# [Records for this exercise]

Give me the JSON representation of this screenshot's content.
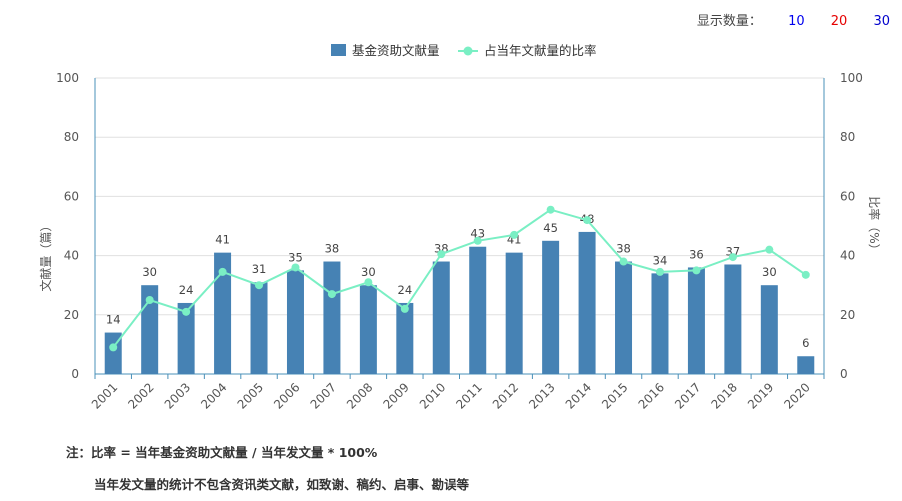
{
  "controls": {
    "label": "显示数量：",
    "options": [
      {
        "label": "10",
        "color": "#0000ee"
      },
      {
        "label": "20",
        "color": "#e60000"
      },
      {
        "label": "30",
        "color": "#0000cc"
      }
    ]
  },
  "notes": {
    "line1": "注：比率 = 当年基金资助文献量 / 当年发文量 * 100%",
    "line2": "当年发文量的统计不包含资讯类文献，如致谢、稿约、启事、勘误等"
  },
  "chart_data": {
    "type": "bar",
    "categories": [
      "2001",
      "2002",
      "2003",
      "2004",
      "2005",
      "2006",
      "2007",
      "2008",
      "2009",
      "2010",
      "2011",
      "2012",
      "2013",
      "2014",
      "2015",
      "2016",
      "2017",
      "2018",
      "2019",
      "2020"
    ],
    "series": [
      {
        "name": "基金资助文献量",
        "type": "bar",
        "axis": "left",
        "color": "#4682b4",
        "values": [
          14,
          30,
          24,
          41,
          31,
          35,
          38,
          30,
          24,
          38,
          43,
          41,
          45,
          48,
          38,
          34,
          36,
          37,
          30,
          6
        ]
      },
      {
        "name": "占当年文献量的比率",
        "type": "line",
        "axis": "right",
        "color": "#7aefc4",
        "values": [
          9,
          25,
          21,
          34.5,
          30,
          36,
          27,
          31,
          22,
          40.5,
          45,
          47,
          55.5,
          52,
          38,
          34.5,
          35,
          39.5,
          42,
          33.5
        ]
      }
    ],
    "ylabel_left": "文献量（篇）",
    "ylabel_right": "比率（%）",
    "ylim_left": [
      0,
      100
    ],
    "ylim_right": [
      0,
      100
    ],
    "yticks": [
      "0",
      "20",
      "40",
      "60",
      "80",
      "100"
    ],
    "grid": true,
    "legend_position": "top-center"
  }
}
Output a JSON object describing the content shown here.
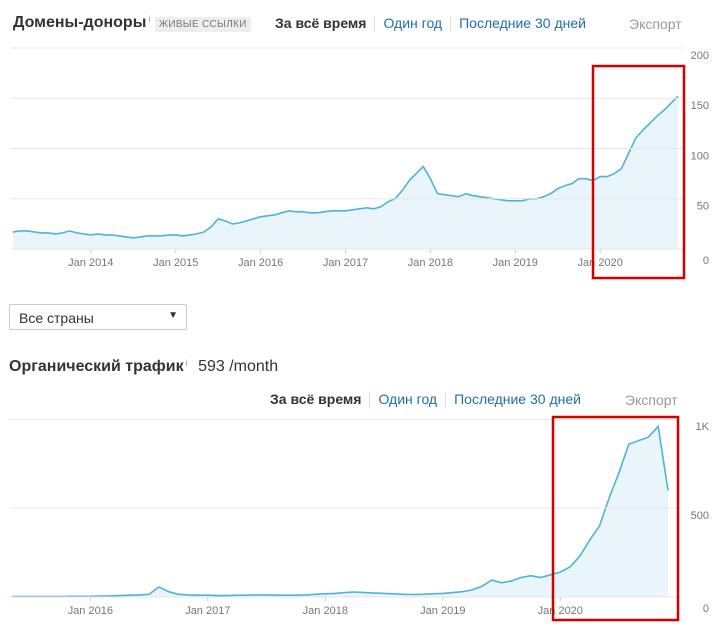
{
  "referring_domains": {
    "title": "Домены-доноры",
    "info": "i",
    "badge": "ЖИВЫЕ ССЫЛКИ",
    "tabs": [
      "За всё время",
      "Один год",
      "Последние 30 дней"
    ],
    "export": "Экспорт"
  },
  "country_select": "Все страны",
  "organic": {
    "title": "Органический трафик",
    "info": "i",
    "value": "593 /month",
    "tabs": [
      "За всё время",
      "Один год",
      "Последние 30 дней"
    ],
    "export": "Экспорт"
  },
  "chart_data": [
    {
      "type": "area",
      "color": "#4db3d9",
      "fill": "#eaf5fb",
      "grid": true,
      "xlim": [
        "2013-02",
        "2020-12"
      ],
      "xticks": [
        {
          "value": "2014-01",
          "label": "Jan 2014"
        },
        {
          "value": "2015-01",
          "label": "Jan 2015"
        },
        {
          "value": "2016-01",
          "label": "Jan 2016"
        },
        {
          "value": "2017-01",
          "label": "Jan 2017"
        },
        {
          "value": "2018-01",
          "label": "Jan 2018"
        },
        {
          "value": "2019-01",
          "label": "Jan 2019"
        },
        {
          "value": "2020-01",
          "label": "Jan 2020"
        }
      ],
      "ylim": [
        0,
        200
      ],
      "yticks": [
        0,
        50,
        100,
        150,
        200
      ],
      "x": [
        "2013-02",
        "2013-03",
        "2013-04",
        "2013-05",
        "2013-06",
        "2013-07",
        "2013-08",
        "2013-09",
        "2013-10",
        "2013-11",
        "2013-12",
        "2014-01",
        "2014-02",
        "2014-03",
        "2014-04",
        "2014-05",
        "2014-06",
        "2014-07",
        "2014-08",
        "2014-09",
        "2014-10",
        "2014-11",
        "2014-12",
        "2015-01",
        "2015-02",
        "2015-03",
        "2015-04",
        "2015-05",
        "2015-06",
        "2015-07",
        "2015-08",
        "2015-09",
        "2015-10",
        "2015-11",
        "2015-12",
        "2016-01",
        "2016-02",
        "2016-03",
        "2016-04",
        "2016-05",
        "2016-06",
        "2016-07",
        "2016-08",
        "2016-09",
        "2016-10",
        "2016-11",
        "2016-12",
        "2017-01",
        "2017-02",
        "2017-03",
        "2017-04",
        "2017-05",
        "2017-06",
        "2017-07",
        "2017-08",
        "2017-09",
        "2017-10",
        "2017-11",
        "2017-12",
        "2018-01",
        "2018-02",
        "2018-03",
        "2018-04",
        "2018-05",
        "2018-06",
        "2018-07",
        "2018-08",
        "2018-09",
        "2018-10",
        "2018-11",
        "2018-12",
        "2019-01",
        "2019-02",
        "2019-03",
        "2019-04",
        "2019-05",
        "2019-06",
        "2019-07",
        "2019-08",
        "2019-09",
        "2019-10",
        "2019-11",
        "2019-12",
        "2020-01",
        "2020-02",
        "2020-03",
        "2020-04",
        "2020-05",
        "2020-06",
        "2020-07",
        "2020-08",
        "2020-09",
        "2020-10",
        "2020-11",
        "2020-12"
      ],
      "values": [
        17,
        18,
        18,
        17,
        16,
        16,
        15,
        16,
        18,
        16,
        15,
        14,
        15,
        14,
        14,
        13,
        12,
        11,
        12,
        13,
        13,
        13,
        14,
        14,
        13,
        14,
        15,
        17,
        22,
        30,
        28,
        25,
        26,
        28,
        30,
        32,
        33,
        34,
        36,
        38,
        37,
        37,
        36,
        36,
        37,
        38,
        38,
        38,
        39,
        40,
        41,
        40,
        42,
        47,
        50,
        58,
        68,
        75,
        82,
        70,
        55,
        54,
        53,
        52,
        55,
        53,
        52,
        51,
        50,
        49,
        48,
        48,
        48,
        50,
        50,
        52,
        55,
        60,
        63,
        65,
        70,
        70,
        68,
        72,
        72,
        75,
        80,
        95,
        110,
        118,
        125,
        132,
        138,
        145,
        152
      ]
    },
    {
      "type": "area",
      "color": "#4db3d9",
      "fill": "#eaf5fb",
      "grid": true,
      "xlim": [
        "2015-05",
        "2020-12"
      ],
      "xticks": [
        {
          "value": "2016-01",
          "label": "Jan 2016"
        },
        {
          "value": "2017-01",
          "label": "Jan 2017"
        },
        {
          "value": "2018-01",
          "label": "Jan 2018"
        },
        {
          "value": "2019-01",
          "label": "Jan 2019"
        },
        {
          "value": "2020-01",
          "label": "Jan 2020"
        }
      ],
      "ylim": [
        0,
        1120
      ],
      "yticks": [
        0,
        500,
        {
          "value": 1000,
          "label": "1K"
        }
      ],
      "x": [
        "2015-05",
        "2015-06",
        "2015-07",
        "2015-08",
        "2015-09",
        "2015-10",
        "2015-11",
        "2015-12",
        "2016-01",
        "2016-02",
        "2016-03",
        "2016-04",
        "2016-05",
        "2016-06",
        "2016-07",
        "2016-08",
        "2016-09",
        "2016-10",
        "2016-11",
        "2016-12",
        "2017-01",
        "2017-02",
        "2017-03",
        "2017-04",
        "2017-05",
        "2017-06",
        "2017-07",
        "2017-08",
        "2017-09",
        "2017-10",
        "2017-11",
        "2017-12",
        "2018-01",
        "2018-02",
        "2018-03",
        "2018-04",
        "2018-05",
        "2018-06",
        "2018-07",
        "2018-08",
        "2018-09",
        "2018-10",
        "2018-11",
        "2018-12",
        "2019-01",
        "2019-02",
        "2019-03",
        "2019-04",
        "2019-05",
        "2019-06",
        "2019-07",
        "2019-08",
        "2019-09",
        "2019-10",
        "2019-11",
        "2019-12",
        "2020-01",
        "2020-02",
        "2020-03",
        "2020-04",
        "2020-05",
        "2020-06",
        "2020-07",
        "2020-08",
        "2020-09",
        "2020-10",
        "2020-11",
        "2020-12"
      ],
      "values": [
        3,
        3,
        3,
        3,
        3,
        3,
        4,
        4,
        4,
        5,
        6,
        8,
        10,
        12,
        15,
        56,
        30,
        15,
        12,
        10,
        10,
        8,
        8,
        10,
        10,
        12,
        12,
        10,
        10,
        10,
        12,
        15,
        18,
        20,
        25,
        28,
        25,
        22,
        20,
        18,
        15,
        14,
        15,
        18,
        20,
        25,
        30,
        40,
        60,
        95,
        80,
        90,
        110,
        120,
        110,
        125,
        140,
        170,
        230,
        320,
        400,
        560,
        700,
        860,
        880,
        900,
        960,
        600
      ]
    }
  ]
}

# [Short exercise]
Copy out every line of the data that includes "content".

# [The output]
Give me the JSON representation of this screenshot's content.
Output a JSON object describing the content shown here.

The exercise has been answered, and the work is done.